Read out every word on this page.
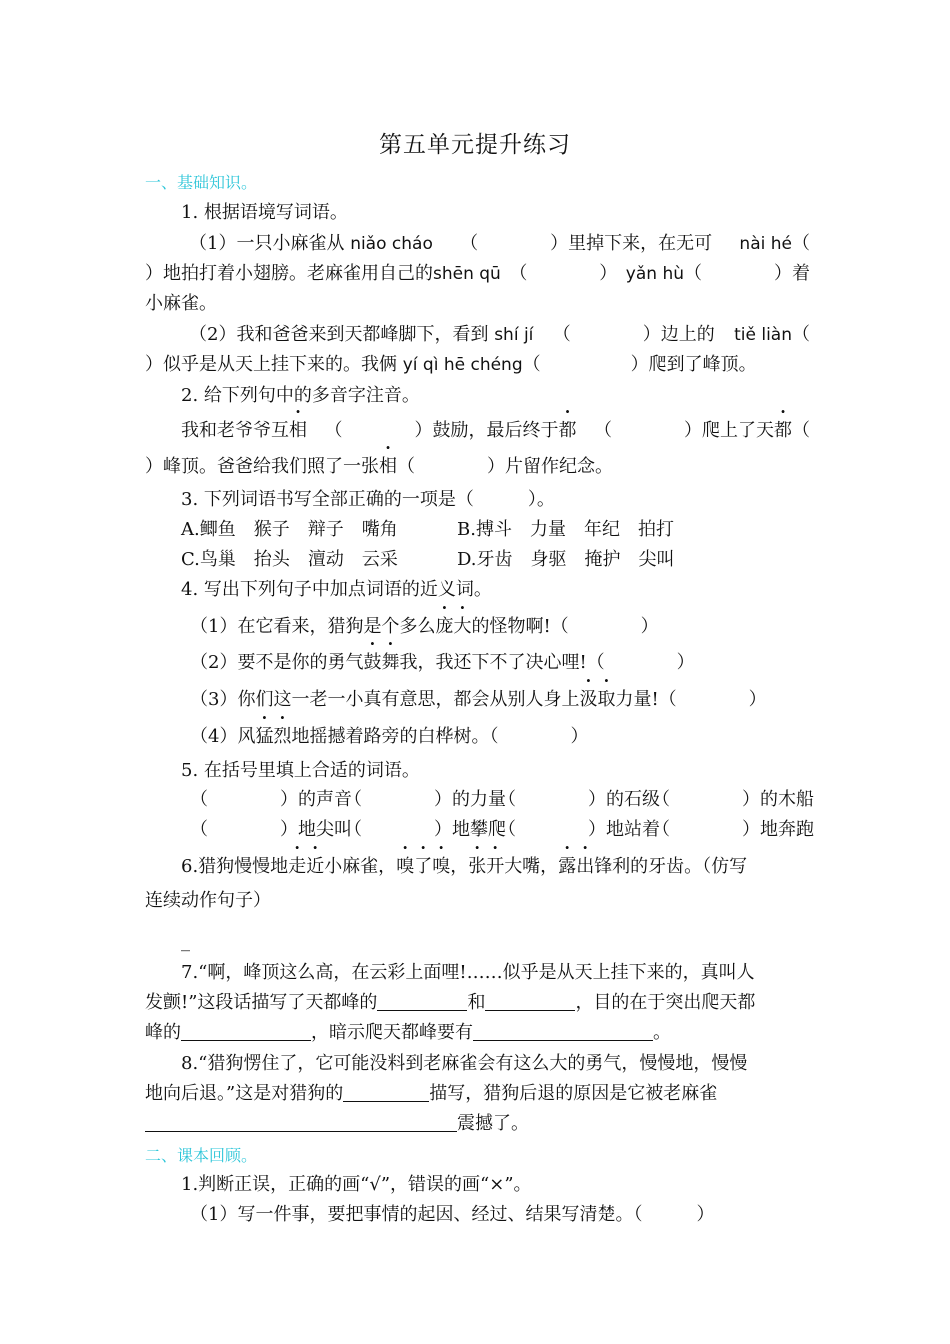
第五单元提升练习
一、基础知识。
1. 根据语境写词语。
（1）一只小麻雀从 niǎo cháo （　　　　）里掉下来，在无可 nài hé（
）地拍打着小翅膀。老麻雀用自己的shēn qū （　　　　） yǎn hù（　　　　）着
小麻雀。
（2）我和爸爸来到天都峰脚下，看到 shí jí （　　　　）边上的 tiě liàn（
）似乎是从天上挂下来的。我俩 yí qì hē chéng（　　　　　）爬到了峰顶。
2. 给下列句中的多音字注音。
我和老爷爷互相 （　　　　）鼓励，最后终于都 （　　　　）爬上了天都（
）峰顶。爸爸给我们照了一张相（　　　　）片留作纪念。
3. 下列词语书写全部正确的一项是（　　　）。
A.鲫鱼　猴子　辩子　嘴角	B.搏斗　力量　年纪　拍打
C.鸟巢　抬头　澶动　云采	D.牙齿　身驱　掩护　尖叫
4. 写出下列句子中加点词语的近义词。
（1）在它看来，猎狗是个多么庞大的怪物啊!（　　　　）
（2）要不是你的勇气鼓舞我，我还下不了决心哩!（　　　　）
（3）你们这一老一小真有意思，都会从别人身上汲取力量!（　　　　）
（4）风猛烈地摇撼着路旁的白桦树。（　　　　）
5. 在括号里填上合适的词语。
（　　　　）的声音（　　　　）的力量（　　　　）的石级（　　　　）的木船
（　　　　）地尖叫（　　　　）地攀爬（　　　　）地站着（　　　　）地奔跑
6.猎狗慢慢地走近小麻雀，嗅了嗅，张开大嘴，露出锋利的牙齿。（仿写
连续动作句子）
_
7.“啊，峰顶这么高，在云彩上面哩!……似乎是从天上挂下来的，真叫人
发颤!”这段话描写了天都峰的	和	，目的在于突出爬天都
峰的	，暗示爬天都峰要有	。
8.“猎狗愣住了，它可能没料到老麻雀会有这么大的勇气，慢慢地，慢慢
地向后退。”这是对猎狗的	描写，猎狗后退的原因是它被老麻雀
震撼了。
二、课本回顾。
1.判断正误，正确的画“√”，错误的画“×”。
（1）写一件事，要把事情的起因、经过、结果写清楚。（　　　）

::::::

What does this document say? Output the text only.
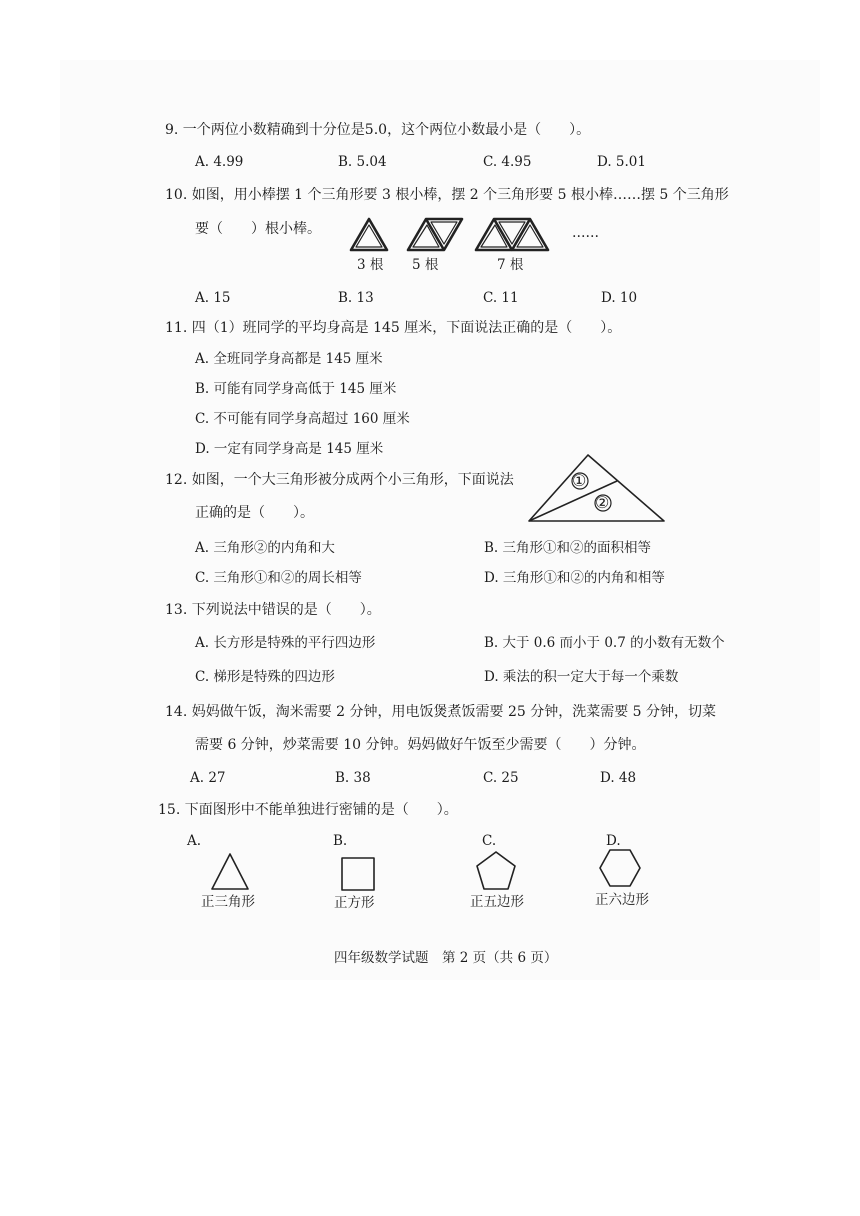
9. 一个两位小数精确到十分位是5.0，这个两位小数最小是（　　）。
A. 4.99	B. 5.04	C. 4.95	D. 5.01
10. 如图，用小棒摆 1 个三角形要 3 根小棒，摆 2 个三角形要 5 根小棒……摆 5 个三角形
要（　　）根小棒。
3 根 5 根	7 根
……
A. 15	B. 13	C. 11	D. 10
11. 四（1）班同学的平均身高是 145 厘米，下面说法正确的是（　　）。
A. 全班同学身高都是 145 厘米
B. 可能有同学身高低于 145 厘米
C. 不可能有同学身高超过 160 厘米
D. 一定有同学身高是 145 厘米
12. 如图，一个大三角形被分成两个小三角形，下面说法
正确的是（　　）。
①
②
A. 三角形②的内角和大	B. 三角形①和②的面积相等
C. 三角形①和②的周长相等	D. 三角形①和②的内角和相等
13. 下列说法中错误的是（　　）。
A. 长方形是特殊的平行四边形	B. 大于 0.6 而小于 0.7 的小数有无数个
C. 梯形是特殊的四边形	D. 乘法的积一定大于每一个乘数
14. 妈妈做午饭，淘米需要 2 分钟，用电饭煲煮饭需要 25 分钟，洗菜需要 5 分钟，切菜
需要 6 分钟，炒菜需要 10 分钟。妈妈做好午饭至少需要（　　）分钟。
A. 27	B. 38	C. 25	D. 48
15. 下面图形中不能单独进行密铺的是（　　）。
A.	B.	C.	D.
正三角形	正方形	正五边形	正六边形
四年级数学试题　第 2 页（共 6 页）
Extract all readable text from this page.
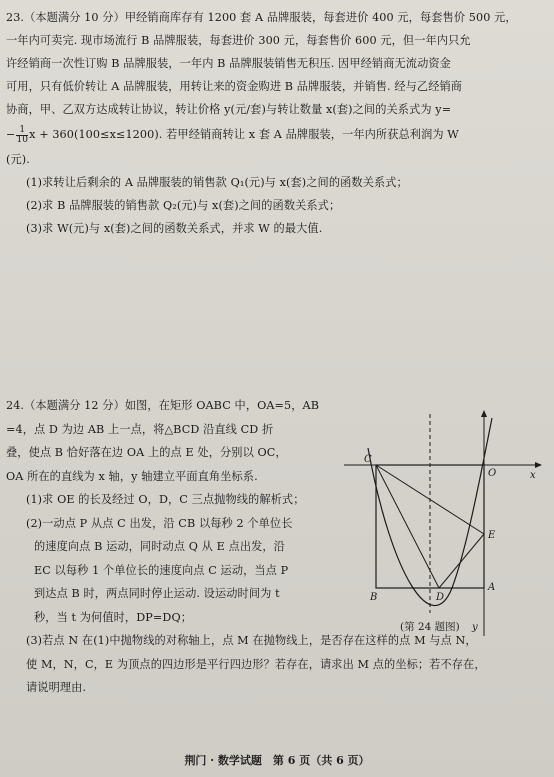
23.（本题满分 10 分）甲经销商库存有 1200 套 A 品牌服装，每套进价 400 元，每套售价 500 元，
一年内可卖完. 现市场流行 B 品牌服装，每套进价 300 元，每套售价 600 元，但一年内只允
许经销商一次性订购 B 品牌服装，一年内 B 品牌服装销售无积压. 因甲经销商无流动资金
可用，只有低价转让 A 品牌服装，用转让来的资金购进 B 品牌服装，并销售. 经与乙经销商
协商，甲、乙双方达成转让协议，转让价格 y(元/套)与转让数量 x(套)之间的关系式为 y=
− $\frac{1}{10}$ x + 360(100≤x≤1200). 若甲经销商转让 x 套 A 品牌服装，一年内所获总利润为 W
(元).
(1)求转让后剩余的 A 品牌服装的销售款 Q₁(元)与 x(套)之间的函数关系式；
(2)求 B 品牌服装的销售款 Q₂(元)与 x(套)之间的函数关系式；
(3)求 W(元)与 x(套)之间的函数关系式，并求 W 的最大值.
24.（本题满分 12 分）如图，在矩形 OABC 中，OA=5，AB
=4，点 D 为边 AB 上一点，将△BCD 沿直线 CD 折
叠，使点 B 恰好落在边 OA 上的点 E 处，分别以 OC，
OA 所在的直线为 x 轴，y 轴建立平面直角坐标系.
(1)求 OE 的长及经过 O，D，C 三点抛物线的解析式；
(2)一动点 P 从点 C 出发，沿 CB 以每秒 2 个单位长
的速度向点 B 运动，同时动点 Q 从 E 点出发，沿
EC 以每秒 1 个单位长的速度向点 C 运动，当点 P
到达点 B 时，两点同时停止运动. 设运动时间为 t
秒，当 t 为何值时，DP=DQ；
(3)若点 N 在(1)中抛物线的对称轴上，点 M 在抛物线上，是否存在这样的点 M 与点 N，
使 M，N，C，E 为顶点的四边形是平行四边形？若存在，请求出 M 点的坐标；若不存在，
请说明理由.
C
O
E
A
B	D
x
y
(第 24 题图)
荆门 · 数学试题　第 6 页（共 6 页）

::::::

▶ **REQUIREMENTS**
From the material given, work out how many lines hold the string "每套售价"; state that number and nothing further.

▶ **EXPECTED ANSWER**
2